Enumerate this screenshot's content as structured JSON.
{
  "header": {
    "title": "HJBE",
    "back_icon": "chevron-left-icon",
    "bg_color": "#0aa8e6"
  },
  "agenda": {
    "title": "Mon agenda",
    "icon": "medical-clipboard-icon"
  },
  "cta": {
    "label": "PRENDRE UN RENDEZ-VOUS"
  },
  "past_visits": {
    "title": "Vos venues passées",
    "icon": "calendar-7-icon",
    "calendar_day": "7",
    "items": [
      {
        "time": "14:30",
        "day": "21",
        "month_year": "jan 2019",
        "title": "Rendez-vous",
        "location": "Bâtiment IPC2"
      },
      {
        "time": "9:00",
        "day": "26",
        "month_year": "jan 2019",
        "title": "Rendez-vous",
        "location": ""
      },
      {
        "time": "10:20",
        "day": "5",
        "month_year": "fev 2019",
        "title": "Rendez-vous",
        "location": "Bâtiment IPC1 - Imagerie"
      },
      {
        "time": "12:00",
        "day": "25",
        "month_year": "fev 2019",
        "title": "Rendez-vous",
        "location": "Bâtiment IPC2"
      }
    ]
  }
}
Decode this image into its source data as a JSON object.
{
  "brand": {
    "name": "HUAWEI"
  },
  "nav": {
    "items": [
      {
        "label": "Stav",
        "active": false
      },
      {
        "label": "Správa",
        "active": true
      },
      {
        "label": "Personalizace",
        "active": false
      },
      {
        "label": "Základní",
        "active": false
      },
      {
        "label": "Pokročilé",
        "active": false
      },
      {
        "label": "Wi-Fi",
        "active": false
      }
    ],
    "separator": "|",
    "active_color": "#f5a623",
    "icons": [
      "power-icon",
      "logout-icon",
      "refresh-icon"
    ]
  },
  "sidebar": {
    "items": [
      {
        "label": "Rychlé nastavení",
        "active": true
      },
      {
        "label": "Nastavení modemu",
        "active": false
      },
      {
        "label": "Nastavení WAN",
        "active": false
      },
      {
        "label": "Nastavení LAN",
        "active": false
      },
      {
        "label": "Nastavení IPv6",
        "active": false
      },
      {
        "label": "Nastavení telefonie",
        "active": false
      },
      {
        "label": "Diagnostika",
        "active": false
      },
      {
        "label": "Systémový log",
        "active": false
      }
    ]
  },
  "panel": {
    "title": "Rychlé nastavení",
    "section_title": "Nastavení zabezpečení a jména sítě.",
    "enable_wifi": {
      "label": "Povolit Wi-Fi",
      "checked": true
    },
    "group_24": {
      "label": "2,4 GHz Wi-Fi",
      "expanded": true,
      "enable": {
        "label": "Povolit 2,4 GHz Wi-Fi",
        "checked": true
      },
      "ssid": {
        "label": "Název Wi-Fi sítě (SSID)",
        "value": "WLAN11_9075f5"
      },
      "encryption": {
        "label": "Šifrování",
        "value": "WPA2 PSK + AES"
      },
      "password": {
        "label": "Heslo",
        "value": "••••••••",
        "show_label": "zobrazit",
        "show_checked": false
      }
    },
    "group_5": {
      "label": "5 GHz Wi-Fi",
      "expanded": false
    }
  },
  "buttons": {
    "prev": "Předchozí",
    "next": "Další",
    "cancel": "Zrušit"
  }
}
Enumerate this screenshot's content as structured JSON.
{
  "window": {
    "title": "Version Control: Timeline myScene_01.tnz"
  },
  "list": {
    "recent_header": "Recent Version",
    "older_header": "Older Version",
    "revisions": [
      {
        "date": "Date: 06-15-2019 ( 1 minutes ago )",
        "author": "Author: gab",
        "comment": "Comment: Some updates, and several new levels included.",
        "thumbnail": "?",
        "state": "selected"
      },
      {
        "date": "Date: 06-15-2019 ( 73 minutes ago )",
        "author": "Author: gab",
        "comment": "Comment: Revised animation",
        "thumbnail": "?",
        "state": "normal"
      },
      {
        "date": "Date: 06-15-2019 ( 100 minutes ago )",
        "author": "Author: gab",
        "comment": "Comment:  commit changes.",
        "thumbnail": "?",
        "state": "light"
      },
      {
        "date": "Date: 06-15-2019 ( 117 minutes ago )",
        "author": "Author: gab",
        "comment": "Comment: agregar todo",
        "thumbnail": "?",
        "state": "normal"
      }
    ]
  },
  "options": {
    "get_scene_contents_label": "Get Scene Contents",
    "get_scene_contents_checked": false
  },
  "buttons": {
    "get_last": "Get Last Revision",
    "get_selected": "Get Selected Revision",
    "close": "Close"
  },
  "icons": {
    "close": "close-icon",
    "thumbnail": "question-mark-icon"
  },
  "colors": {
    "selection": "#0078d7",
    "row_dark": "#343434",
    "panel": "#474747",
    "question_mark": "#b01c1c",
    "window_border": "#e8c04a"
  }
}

> Stated goal: Go through the records and print each one exactly.

> Task solution:
Enumerate this screenshot's content as structured JSON.
{
  "header": {
    "title": "HJBE",
    "back_icon": "chevron-left-icon",
    "bg_color": "#0aa8e6"
  },
  "agenda": {
    "title": "Mon agenda",
    "icon": "medical-clipboard-icon"
  },
  "cta": {
    "label": "PRENDRE UN RENDEZ-VOUS"
  },
  "past_visits": {
    "title": "Vos venues passées",
    "icon": "calendar-7-icon",
    "calendar_day": "7",
    "items": [
      {
        "time": "14:30",
        "day": "21",
        "month_year": "jan 2019",
        "title": "Rendez-vous",
        "location": "Bâtiment IPC2"
      },
      {
        "time": "9:00",
        "day": "26",
        "month_year": "jan 2019",
        "title": "Rendez-vous",
        "location": ""
      },
      {
        "time": "10:20",
        "day": "5",
        "month_year": "fev 2019",
        "title": "Rendez-vous",
        "location": "Bâtiment IPC1 - Imagerie"
      },
      {
        "time": "12:00",
        "day": "25",
        "month_year": "fev 2019",
        "title": "Rendez-vous",
        "location": "Bâtiment IPC2"
      }
    ]
  }
}
Decode this image into its source data as a JSON object.
{
  "brand": {
    "name": "HUAWEI"
  },
  "nav": {
    "items": [
      {
        "label": "Stav",
        "active": false
      },
      {
        "label": "Správa",
        "active": true
      },
      {
        "label": "Personalizace",
        "active": false
      },
      {
        "label": "Základní",
        "active": false
      },
      {
        "label": "Pokročilé",
        "active": false
      },
      {
        "label": "Wi-Fi",
        "active": false
      }
    ],
    "separator": "|",
    "active_color": "#f5a623",
    "icons": [
      "power-icon",
      "logout-icon",
      "refresh-icon"
    ]
  },
  "sidebar": {
    "items": [
      {
        "label": "Rychlé nastavení",
        "active": true
      },
      {
        "label": "Nastavení modemu",
        "active": false
      },
      {
        "label": "Nastavení WAN",
        "active": false
      },
      {
        "label": "Nastavení LAN",
        "active": false
      },
      {
        "label": "Nastavení IPv6",
        "active": false
      },
      {
        "label": "Nastavení telefonie",
        "active": false
      },
      {
        "label": "Diagnostika",
        "active": false
      },
      {
        "label": "Systémový log",
        "active": false
      }
    ]
  },
  "panel": {
    "title": "Rychlé nastavení",
    "section_title": "Nastavení zabezpečení a jména sítě.",
    "enable_wifi": {
      "label": "Povolit Wi-Fi",
      "checked": true
    },
    "group_24": {
      "label": "2,4 GHz Wi-Fi",
      "expanded": true,
      "enable": {
        "label": "Povolit 2,4 GHz Wi-Fi",
        "checked": true
      },
      "ssid": {
        "label": "Název Wi-Fi sítě (SSID)",
        "value": "WLAN11_9075f5"
      },
      "encryption": {
        "label": "Šifrování",
        "value": "WPA2 PSK + AES"
      },
      "password": {
        "label": "Heslo",
        "value": "••••••••",
        "show_label": "zobrazit",
        "show_checked": false
      }
    },
    "group_5": {
      "label": "5 GHz Wi-Fi",
      "expanded": false
    }
  },
  "buttons": {
    "prev": "Předchozí",
    "next": "Další",
    "cancel": "Zrušit"
  }
}
Enumerate this screenshot's content as structured JSON.
{
  "window": {
    "title": "Version Control: Timeline myScene_01.tnz"
  },
  "list": {
    "recent_header": "Recent Version",
    "older_header": "Older Version",
    "revisions": [
      {
        "date": "Date: 06-15-2019 ( 1 minutes ago )",
        "author": "Author: gab",
        "comment": "Comment: Some updates, and several new levels included.",
        "thumbnail": "?",
        "state": "selected"
      },
      {
        "date": "Date: 06-15-2019 ( 73 minutes ago )",
        "author": "Author: gab",
        "comment": "Comment: Revised animation",
        "thumbnail": "?",
        "state": "normal"
      },
      {
        "date": "Date: 06-15-2019 ( 100 minutes ago )",
        "author": "Author: gab",
        "comment": "Comment:  commit changes.",
        "thumbnail": "?",
        "state": "light"
      },
      {
        "date": "Date: 06-15-2019 ( 117 minutes ago )",
        "author": "Author: gab",
        "comment": "Comment: agregar todo",
        "thumbnail": "?",
        "state": "normal"
      }
    ]
  },
  "options": {
    "get_scene_contents_label": "Get Scene Contents",
    "get_scene_contents_checked": false
  },
  "buttons": {
    "get_last": "Get Last Revision",
    "get_selected": "Get Selected Revision",
    "close": "Close"
  },
  "icons": {
    "close": "close-icon",
    "thumbnail": "question-mark-icon"
  },
  "colors": {
    "selection": "#0078d7",
    "row_dark": "#343434",
    "panel": "#474747",
    "question_mark": "#b01c1c",
    "window_border": "#e8c04a"
  }
}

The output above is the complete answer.